=== Extrait du texte ===

TRIBUNE. Ce matin de vendredi 26 février 2021, le continent africain célèbre un triste anniversaire : celui qui a scellé le destin des peuples africains dans une charte qui les a divisés pour mieux les soumettre et qui a mis à genoux l’avenir du Congo d’une façon toute particulière.
Contrairement au sort réservé aux autres pays africains, le Congo était au centre des appétits gloutons des puissances en réunion autour d’Otton Von Bismarck, l’empereur prusso-allemand. Pendant que tous les nouveaux états africains seront confiés à la gestion des métropoles bien précises, le Congo va connaitre un traitement spécial. Dans les apparences, il sera considéré comme la propriété du roi des belges de 1885 à 1908 puis comme une colonie belge de 1908 à 1960. Ceci n’est que le côté cours de la diplomatie internationale.
En réalité, le Roi Léopold obtint ce privilège d’administrer le territoire congolais, 32 fois plus vaste que son royaume, comme simple intendant dans la mesure où les richesses de ce pays n’appartenaient à personne ni à aucune puissance. L’article 5 de l’Acte de Berlin disposait qu’aucune puissance ne pouvait prétendre détenir le monopole ou le privilège d’aucune espèce en matière commerciale sur les richesses congolaises. Le royaume de Belgique ne détiendra ainsi que d’un simple droit de surveillance.

=== Lignes de données ===

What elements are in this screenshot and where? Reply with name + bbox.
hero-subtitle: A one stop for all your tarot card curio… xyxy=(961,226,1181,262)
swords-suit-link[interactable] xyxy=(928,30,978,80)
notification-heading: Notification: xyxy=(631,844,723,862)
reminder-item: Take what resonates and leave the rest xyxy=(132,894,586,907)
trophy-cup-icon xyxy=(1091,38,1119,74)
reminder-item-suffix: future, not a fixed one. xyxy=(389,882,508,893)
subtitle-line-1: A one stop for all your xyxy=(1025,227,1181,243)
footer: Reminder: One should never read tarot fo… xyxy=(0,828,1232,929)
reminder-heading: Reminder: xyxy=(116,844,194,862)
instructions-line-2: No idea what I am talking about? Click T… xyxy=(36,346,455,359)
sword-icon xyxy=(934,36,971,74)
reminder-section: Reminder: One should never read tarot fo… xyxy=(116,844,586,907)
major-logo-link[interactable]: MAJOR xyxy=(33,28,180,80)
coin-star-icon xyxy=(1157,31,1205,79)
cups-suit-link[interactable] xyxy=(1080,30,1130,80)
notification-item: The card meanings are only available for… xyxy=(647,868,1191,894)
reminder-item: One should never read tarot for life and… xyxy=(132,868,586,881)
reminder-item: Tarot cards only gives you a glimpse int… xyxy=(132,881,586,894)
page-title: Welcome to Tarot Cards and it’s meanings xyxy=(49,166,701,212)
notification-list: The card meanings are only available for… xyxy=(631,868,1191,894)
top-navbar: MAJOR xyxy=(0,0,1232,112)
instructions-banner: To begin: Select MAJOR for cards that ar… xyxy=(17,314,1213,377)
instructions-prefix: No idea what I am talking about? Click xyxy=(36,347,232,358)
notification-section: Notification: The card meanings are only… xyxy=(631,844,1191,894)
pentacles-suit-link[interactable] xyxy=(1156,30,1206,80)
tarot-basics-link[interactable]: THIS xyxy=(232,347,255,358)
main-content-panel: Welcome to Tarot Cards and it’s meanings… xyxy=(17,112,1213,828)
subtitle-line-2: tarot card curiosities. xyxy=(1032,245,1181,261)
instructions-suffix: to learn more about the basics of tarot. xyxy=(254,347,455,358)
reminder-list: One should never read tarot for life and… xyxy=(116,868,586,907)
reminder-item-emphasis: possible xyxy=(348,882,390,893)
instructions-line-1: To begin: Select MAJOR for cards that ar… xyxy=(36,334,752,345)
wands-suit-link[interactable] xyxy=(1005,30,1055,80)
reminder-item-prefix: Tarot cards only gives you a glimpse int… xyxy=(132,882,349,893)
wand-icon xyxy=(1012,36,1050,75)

===

▶ **Consigne**
D'après le texte sur l'Acte de Berlin et le Congo, pourquoi le roi Léopold n'administrait-il le territoire congolais qu'en simple intendant ? Répondez en une à trois phrases. Les lignes ne sont pas nécessaires ici.

▶ **Réponse attendue**
Les richesses du Congo n'appartenaient à personne ni à aucune puissance. L'article 5 de l'Acte de Berlin interdisait en effet à toute puissance de revendiquer un monopole ou un privilège commercial sur ces richesses. La Belgique ne détenait donc qu'un simple droit de surveillance.